=== DATA FOR THE TASK ===
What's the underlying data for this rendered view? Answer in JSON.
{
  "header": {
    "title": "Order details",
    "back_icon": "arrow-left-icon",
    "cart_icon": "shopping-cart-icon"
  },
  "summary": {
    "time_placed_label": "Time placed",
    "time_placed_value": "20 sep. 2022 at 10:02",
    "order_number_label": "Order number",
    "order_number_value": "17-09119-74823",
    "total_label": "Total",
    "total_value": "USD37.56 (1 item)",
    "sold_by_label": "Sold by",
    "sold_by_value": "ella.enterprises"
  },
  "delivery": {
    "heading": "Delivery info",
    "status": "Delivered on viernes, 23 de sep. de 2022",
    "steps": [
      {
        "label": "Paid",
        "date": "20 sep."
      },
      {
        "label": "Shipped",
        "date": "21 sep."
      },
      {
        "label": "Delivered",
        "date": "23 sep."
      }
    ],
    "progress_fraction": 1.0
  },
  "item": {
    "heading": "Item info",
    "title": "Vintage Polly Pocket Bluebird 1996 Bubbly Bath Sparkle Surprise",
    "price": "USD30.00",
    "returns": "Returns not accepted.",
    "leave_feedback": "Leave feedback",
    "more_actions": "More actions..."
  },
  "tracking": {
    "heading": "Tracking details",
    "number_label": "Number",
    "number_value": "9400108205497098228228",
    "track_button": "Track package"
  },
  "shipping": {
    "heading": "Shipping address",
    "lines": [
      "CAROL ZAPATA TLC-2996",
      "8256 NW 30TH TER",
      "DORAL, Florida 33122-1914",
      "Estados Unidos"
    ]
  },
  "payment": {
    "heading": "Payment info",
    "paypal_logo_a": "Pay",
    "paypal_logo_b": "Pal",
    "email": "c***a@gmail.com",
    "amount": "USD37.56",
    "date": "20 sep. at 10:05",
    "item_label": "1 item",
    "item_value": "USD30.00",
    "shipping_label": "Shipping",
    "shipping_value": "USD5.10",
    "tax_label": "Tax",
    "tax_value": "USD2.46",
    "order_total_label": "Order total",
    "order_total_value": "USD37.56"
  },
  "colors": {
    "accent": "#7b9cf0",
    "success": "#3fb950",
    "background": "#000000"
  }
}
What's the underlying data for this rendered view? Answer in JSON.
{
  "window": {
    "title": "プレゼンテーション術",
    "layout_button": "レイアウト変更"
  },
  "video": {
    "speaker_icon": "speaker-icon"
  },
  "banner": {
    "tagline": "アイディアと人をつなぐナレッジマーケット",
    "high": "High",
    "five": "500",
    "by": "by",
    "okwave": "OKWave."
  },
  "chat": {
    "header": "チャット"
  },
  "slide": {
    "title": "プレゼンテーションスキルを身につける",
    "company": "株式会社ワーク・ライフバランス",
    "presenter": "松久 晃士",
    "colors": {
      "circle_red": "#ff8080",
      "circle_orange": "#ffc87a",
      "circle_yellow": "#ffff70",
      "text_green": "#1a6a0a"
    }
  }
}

=== EXERCISE AIM ===
Search the material above for "icon". Pull out each line where it shows up.

=== EXERCISE ANSWER ===
    "back_icon": "arrow-left-icon",
    "cart_icon": "shopping-cart-icon"
    "speaker_icon": "speaker-icon"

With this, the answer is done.